> **DIRECTION**:
Copy nothing but the text: reproduce each line of the listing exactly and leave the pictures out.

** START EXERCISE MATERIAL **

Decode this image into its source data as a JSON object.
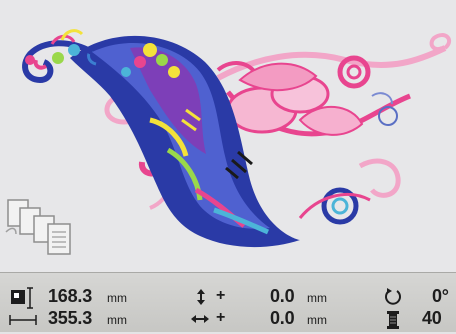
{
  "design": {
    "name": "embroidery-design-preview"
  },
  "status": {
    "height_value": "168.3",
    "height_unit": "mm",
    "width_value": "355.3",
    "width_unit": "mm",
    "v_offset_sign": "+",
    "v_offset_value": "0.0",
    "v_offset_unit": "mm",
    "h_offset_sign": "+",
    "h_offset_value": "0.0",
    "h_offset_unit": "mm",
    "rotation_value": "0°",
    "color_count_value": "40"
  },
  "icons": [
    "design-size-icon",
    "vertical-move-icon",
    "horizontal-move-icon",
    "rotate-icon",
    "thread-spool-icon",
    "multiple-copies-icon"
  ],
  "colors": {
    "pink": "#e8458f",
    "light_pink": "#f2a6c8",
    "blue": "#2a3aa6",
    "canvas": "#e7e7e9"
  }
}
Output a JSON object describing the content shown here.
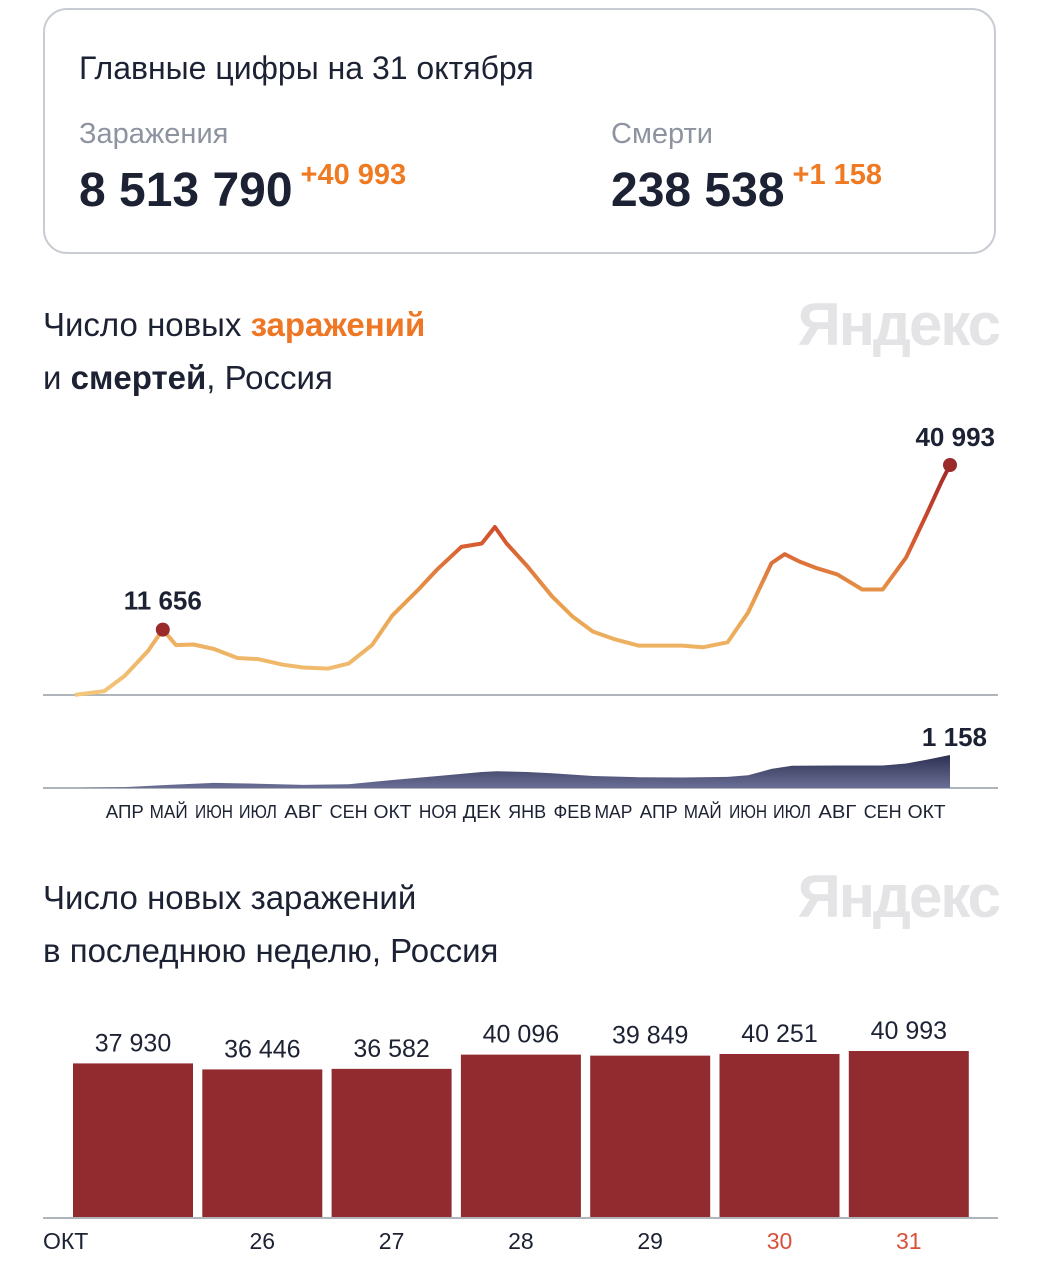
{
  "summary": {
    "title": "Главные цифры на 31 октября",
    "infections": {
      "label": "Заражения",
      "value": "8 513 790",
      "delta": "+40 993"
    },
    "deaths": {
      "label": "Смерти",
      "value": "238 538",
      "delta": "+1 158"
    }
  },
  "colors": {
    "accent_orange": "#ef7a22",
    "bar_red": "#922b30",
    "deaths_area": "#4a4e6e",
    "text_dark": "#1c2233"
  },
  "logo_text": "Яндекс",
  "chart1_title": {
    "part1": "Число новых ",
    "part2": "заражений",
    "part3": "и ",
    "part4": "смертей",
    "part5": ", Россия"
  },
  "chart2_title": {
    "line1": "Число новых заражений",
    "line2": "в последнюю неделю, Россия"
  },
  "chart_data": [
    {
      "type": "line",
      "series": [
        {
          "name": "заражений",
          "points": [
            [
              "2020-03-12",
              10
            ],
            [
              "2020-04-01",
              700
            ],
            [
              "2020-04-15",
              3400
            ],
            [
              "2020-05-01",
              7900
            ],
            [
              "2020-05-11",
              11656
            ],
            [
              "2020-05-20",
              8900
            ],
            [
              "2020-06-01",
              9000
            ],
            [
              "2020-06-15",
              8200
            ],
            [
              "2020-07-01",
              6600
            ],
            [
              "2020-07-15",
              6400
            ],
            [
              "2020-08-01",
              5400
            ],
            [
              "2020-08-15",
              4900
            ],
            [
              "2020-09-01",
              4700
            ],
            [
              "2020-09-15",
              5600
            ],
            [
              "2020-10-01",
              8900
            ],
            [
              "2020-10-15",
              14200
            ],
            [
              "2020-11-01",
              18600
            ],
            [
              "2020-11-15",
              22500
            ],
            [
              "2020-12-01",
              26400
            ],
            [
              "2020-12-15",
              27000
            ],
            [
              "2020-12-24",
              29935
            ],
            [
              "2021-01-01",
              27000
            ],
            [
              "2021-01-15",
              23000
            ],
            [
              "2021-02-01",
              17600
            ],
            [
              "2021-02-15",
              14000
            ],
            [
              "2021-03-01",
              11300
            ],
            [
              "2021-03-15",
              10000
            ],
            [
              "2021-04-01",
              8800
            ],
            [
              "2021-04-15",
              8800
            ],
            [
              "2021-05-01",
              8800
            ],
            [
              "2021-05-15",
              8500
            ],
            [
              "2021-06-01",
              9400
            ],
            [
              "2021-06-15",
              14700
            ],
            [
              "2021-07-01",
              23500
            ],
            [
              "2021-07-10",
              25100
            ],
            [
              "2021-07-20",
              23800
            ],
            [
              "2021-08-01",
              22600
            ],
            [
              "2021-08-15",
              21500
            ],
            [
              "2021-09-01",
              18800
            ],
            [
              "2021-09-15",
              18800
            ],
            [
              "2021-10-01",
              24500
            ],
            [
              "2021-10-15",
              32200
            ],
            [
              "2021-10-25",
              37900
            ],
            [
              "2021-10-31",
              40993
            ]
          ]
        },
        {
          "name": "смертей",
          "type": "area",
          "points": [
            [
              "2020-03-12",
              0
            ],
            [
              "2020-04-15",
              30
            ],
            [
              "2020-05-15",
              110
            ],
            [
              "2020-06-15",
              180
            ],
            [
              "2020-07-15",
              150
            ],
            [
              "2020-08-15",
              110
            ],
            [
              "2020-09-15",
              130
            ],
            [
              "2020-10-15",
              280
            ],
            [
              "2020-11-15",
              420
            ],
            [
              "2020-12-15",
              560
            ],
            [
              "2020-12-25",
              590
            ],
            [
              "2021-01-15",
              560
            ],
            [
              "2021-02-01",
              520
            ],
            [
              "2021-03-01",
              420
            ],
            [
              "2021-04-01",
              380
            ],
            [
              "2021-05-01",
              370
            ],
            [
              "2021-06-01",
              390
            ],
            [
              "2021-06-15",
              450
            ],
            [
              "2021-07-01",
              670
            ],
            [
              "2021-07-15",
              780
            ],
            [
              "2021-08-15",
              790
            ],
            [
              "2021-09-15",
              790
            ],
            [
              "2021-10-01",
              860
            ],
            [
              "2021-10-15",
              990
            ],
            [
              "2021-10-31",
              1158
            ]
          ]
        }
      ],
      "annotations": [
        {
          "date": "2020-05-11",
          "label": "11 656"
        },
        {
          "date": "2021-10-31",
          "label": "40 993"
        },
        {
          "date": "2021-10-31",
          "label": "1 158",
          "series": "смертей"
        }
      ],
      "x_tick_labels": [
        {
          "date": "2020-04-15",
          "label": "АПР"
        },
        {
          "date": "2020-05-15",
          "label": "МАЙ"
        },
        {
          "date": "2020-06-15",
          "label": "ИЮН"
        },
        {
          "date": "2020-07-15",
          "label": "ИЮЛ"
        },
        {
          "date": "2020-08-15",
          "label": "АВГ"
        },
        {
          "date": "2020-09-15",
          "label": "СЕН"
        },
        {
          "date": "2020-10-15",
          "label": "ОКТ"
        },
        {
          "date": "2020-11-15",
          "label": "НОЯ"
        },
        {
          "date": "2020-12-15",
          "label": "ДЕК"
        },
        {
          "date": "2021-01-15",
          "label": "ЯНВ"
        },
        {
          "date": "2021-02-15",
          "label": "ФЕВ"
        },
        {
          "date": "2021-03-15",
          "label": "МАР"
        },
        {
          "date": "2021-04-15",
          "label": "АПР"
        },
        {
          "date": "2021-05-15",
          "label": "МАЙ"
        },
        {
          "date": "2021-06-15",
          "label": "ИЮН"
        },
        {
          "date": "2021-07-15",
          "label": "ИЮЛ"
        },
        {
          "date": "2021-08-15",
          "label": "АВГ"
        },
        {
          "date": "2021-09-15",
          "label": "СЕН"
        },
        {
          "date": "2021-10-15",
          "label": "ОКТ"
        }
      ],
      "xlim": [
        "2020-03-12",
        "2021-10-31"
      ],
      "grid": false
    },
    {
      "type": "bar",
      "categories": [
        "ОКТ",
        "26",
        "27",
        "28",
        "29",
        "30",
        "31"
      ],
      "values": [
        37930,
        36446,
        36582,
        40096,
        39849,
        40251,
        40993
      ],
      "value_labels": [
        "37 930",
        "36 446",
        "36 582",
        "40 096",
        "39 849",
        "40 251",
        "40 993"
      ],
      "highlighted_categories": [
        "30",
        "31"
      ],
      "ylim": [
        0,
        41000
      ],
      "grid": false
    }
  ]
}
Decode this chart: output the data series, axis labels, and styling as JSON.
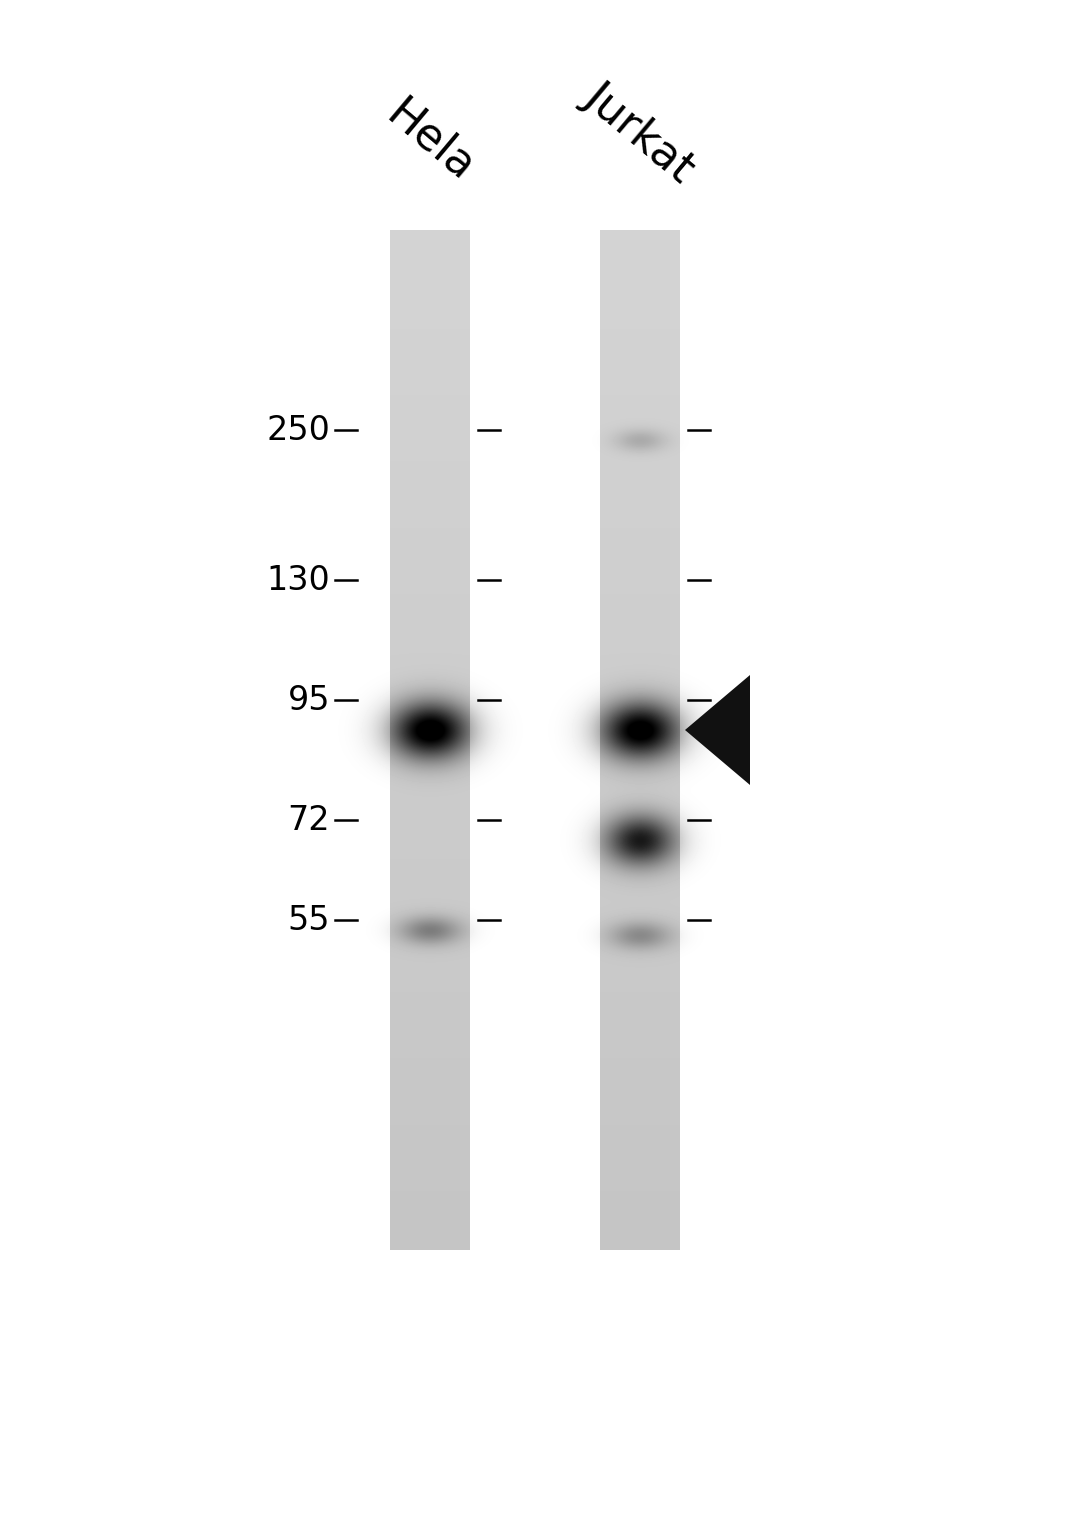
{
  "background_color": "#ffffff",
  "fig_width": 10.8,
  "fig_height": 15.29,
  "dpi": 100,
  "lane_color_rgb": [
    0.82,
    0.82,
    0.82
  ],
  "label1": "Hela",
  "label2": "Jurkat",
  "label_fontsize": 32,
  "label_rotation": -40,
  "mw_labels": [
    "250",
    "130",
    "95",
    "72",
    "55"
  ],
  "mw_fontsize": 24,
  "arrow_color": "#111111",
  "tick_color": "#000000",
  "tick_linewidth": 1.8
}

** END EXERCISE MATERIAL **

> **EXERCISE SOLUTION**:
Decode this image into its source data as a JSON object.
{
  "design": {
    "name": "embroidery-design-preview"
  },
  "status": {
    "height_value": "168.3",
    "height_unit": "mm",
    "width_value": "355.3",
    "width_unit": "mm",
    "v_offset_sign": "+",
    "v_offset_value": "0.0",
    "v_offset_unit": "mm",
    "h_offset_sign": "+",
    "h_offset_value": "0.0",
    "h_offset_unit": "mm",
    "rotation_value": "0°",
    "color_count_value": "40"
  },
  "icons": [
    "design-size-icon",
    "vertical-move-icon",
    "horizontal-move-icon",
    "rotate-icon",
    "thread-spool-icon",
    "multiple-copies-icon"
  ],
  "colors": {
    "pink": "#e8458f",
    "light_pink": "#f2a6c8",
    "blue": "#2a3aa6",
    "canvas": "#e7e7e9"
  }
}
Output a JSON object describing the content shown here.
{
  "summary": {
    "title": "Главные цифры на 31 октября",
    "infections": {
      "label": "Заражения",
      "value": "8 513 790",
      "delta": "+40 993"
    },
    "deaths": {
      "label": "Смерти",
      "value": "238 538",
      "delta": "+1 158"
    }
  },
  "colors": {
    "accent_orange": "#ef7a22",
    "bar_red": "#922b30",
    "deaths_area": "#4a4e6e",
    "text_dark": "#1c2233"
  },
  "logo_text": "Яндекс",
  "chart1_title": {
    "part1": "Число новых ",
    "part2": "заражений",
    "part3": "и ",
    "part4": "смертей",
    "part5": ", Россия"
  },
  "chart2_title": {
    "line1": "Число новых заражений",
    "line2": "в последнюю неделю, Россия"
  },
  "chart_data": [
    {
      "type": "line",
      "series": [
        {
          "name": "заражений",
          "points": [
            [
              "2020-03-12",
              10
            ],
            [
              "2020-04-01",
              700
            ],
            [
              "2020-04-15",
              3400
            ],
            [
              "2020-05-01",
              7900
            ],
            [
              "2020-05-11",
              11656
            ],
            [
              "2020-05-20",
              8900
            ],
            [
              "2020-06-01",
              9000
            ],
            [
              "2020-06-15",
              8200
            ],
            [
              "2020-07-01",
              6600
            ],
            [
              "2020-07-15",
              6400
            ],
            [
              "2020-08-01",
              5400
            ],
            [
              "2020-08-15",
              4900
            ],
            [
              "2020-09-01",
              4700
            ],
            [
              "2020-09-15",
              5600
            ],
            [
              "2020-10-01",
              8900
            ],
            [
              "2020-10-15",
              14200
            ],
            [
              "2020-11-01",
              18600
            ],
            [
              "2020-11-15",
              22500
            ],
            [
              "2020-12-01",
              26400
            ],
            [
              "2020-12-15",
              27000
            ],
            [
              "2020-12-24",
              29935
            ],
            [
              "2021-01-01",
              27000
            ],
            [
              "2021-01-15",
              23000
            ],
            [
              "2021-02-01",
              17600
            ],
            [
              "2021-02-15",
              14000
            ],
            [
              "2021-03-01",
              11300
            ],
            [
              "2021-03-15",
              10000
            ],
            [
              "2021-04-01",
              8800
            ],
            [
              "2021-04-15",
              8800
            ],
            [
              "2021-05-01",
              8800
            ],
            [
              "2021-05-15",
              8500
            ],
            [
              "2021-06-01",
              9400
            ],
            [
              "2021-06-15",
              14700
            ],
            [
              "2021-07-01",
              23500
            ],
            [
              "2021-07-10",
              25100
            ],
            [
              "2021-07-20",
              23800
            ],
            [
              "2021-08-01",
              22600
            ],
            [
              "2021-08-15",
              21500
            ],
            [
              "2021-09-01",
              18800
            ],
            [
              "2021-09-15",
              18800
            ],
            [
              "2021-10-01",
              24500
            ],
            [
              "2021-10-15",
              32200
            ],
            [
              "2021-10-25",
              37900
            ],
            [
              "2021-10-31",
              40993
            ]
          ]
        },
        {
          "name": "смертей",
          "type": "area",
          "points": [
            [
              "2020-03-12",
              0
            ],
            [
              "2020-04-15",
              30
            ],
            [
              "2020-05-15",
              110
            ],
            [
              "2020-06-15",
              180
            ],
            [
              "2020-07-15",
              150
            ],
            [
              "2020-08-15",
              110
            ],
            [
              "2020-09-15",
              130
            ],
            [
              "2020-10-15",
              280
            ],
            [
              "2020-11-15",
              420
            ],
            [
              "2020-12-15",
              560
            ],
            [
              "2020-12-25",
              590
            ],
            [
              "2021-01-15",
              560
            ],
            [
              "2021-02-01",
              520
            ],
            [
              "2021-03-01",
              420
            ],
            [
              "2021-04-01",
              380
            ],
            [
              "2021-05-01",
              370
            ],
            [
              "2021-06-01",
              390
            ],
            [
              "2021-06-15",
              450
            ],
            [
              "2021-07-01",
              670
            ],
            [
              "2021-07-15",
              780
            ],
            [
              "2021-08-15",
              790
            ],
            [
              "2021-09-15",
              790
            ],
            [
              "2021-10-01",
              860
            ],
            [
              "2021-10-15",
              990
            ],
            [
              "2021-10-31",
              1158
            ]
          ]
        }
      ],
      "annotations": [
        {
          "date": "2020-05-11",
          "label": "11 656"
        },
        {
          "date": "2021-10-31",
          "label": "40 993"
        },
        {
          "date": "2021-10-31",
          "label": "1 158",
          "series": "смертей"
        }
      ],
      "x_tick_labels": [
        {
          "date": "2020-04-15",
          "label": "АПР"
        },
        {
          "date": "2020-05-15",
          "label": "МАЙ"
        },
        {
          "date": "2020-06-15",
          "label": "ИЮН"
        },
        {
          "date": "2020-07-15",
          "label": "ИЮЛ"
        },
        {
          "date": "2020-08-15",
          "label": "АВГ"
        },
        {
          "date": "2020-09-15",
          "label": "СЕН"
        },
        {
          "date": "2020-10-15",
          "label": "ОКТ"
        },
        {
          "date": "2020-11-15",
          "label": "НОЯ"
        },
        {
          "date": "2020-12-15",
          "label": "ДЕК"
        },
        {
          "date": "2021-01-15",
          "label": "ЯНВ"
        },
        {
          "date": "2021-02-15",
          "label": "ФЕВ"
        },
        {
          "date": "2021-03-15",
          "label": "МАР"
        },
        {
          "date": "2021-04-15",
          "label": "АПР"
        },
        {
          "date": "2021-05-15",
          "label": "МАЙ"
        },
        {
          "date": "2021-06-15",
          "label": "ИЮН"
        },
        {
          "date": "2021-07-15",
          "label": "ИЮЛ"
        },
        {
          "date": "2021-08-15",
          "label": "АВГ"
        },
        {
          "date": "2021-09-15",
          "label": "СЕН"
        },
        {
          "date": "2021-10-15",
          "label": "ОКТ"
        }
      ],
      "xlim": [
        "2020-03-12",
        "2021-10-31"
      ],
      "grid": false
    },
    {
      "type": "bar",
      "categories": [
        "ОКТ",
        "26",
        "27",
        "28",
        "29",
        "30",
        "31"
      ],
      "values": [
        37930,
        36446,
        36582,
        40096,
        39849,
        40251,
        40993
      ],
      "value_labels": [
        "37 930",
        "36 446",
        "36 582",
        "40 096",
        "39 849",
        "40 251",
        "40 993"
      ],
      "highlighted_categories": [
        "30",
        "31"
      ],
      "ylim": [
        0,
        41000
      ],
      "grid": false
    }
  ]
}
Decode this chart: output the data series, axis labels, and styling as JSON.
{
  "background_color": "#ffffff",
  "fig_width": 10.8,
  "fig_height": 15.29,
  "dpi": 100,
  "lane_color_rgb": [
    0.82,
    0.82,
    0.82
  ],
  "label1": "Hela",
  "label2": "Jurkat",
  "label_fontsize": 32,
  "label_rotation": -40,
  "mw_labels": [
    "250",
    "130",
    "95",
    "72",
    "55"
  ],
  "mw_fontsize": 24,
  "arrow_color": "#111111",
  "tick_color": "#000000",
  "tick_linewidth": 1.8
}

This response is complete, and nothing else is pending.